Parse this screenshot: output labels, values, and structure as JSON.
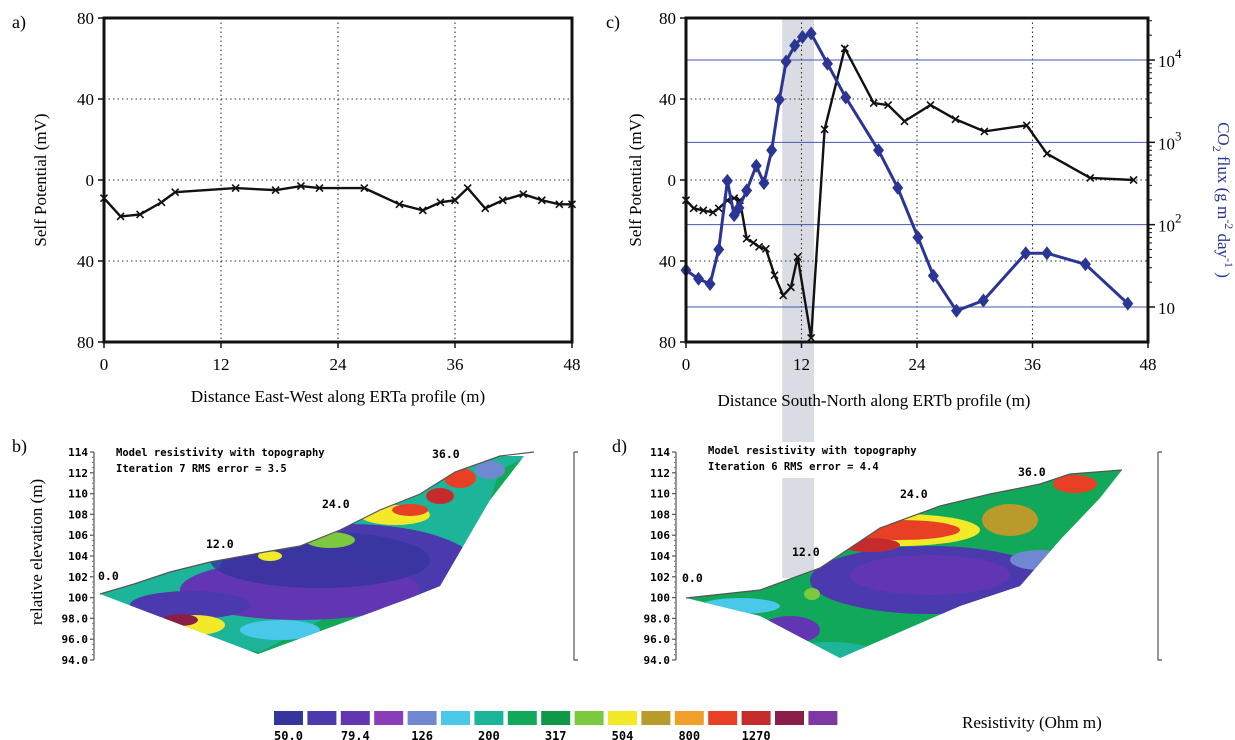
{
  "panel_labels": {
    "a": "a)",
    "b": "b)",
    "c": "c)",
    "d": "d)"
  },
  "chart_data": [
    {
      "panel": "a)",
      "type": "line",
      "xlabel": "Distance East-West along ERTa profile (m)",
      "ylabel": "Self Potential (mV)",
      "xlim": [
        0,
        48
      ],
      "ylim": [
        -80,
        80
      ],
      "xticks": [
        "0",
        "12",
        "24",
        "36",
        "48"
      ],
      "yticks": [
        {
          "value": 80,
          "label": "80"
        },
        {
          "value": 40,
          "label": "40"
        },
        {
          "value": 0,
          "label": "0"
        },
        {
          "value": -40,
          "label": "40"
        },
        {
          "value": -80,
          "label": "80"
        }
      ],
      "grid": "dotted vertical and horizontal",
      "series": [
        {
          "color": "#111111",
          "marker": "x",
          "x": [
            0,
            1.7,
            3.7,
            5.9,
            7.3,
            13.5,
            17.6,
            20.2,
            22.1,
            26.7,
            30.3,
            32.7,
            34.5,
            36.0,
            37.3,
            39.1,
            40.9,
            43.0,
            44.9,
            46.7,
            48.0
          ],
          "y": [
            -9,
            -18,
            -17,
            -11,
            -6,
            -4,
            -5,
            -3,
            -4,
            -4,
            -12,
            -15,
            -11,
            -10,
            -4,
            -14,
            -10,
            -7,
            -10,
            -12,
            -12
          ]
        }
      ]
    },
    {
      "panel": "c)",
      "type": "line",
      "xlabel": "Distance South-North along ERTb profile (m)",
      "ylabel": "Self Potential (mV)",
      "y2label": "CO2 flux (g m-2 day-1)",
      "xlim": [
        0,
        48
      ],
      "ylim": [
        -80,
        80
      ],
      "y2scale": "log",
      "y2ticks": [
        "10",
        "10²",
        "10³",
        "10⁴"
      ],
      "xticks": [
        "0",
        "12",
        "24",
        "36",
        "48"
      ],
      "yticks": [
        {
          "value": 80,
          "label": "80"
        },
        {
          "value": 40,
          "label": "40"
        },
        {
          "value": 0,
          "label": "0"
        },
        {
          "value": -40,
          "label": "40"
        },
        {
          "value": -80,
          "label": "80"
        }
      ],
      "highlight_x_range": [
        10,
        13.3
      ],
      "series": [
        {
          "color": "#111111",
          "marker": "x",
          "x": [
            0,
            0.8,
            1.8,
            2.8,
            3.4,
            4.3,
            5.0,
            5.6,
            6.3,
            7.0,
            7.6,
            8.3,
            9.2,
            10.1,
            10.9,
            11.6,
            13.0,
            14.4,
            16.5,
            19.5,
            21.0,
            22.7,
            25.4,
            28.0,
            31.0,
            35.4,
            37.5,
            42.0,
            46.5
          ],
          "y": [
            -10,
            -14,
            -15,
            -16,
            -14,
            -10,
            -9,
            -10,
            -29,
            -31,
            -33,
            -34,
            -47,
            -57,
            -53,
            -38,
            -78,
            25,
            65,
            38,
            37,
            29,
            37,
            30,
            24,
            27,
            13,
            1,
            0
          ]
        },
        {
          "color": "#2b3594",
          "marker": "diamond",
          "axis": "y2",
          "x": [
            0,
            1.3,
            2.5,
            3.4,
            4.3,
            5.0,
            5.5,
            6.3,
            7.3,
            8.1,
            8.9,
            9.7,
            10.4,
            11.3,
            12.1,
            13.0,
            14.7,
            16.6,
            20.0,
            22.0,
            24.1,
            25.7,
            28.1,
            30.9,
            35.3,
            37.5,
            41.5,
            45.9
          ],
          "y": [
            28,
            22,
            19,
            50,
            340,
            130,
            160,
            260,
            520,
            320,
            800,
            3300,
            9600,
            15000,
            19000,
            21000,
            9000,
            3500,
            800,
            280,
            70,
            24,
            9,
            12,
            45,
            45,
            33,
            11
          ]
        }
      ]
    },
    {
      "panel": "b)",
      "type": "heatmap",
      "title": "Model resistivity with topography",
      "subtitle": "Iteration 7 RMS error = 3.5",
      "ylabel": "relative elevation (m)",
      "yticks": [
        "114",
        "112",
        "110",
        "108",
        "106",
        "104",
        "102",
        "100",
        "98.0",
        "96.0",
        "94.0"
      ],
      "distance_labels": [
        "0.0",
        "12.0",
        "24.0",
        "36.0"
      ]
    },
    {
      "panel": "d)",
      "type": "heatmap",
      "title": "Model resistivity with topography",
      "subtitle": "Iteration 6 RMS error = 4.4",
      "yticks": [
        "114",
        "112",
        "110",
        "108",
        "106",
        "104",
        "102",
        "100",
        "98.0",
        "96.0",
        "94.0"
      ],
      "distance_labels": [
        "0.0",
        "12.0",
        "24.0",
        "36.0"
      ]
    }
  ],
  "colorbar": {
    "title": "Resistivity (Ohm m)",
    "labels": [
      "50.0",
      "79.4",
      "126",
      "200",
      "317",
      "504",
      "800",
      "1270"
    ],
    "colors": [
      "#35359e",
      "#4a3aae",
      "#6236b2",
      "#8a3db8",
      "#7088d0",
      "#49c8ea",
      "#1db59a",
      "#11a85a",
      "#0e9848",
      "#7cc83e",
      "#f2ea28",
      "#b89b2b",
      "#f0a028",
      "#e84025",
      "#c52b2d",
      "#8a1e48",
      "#7d38a4"
    ]
  }
}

++++++++++++++++++++

## [Stated task]
Pull out every line above that holds the word "xlabel".

## [Response to this exercise]
      "xlabel": "Distance East-West along ERTa profile (m)",
      "xlabel": "Distance South-North along ERTb profile (m)",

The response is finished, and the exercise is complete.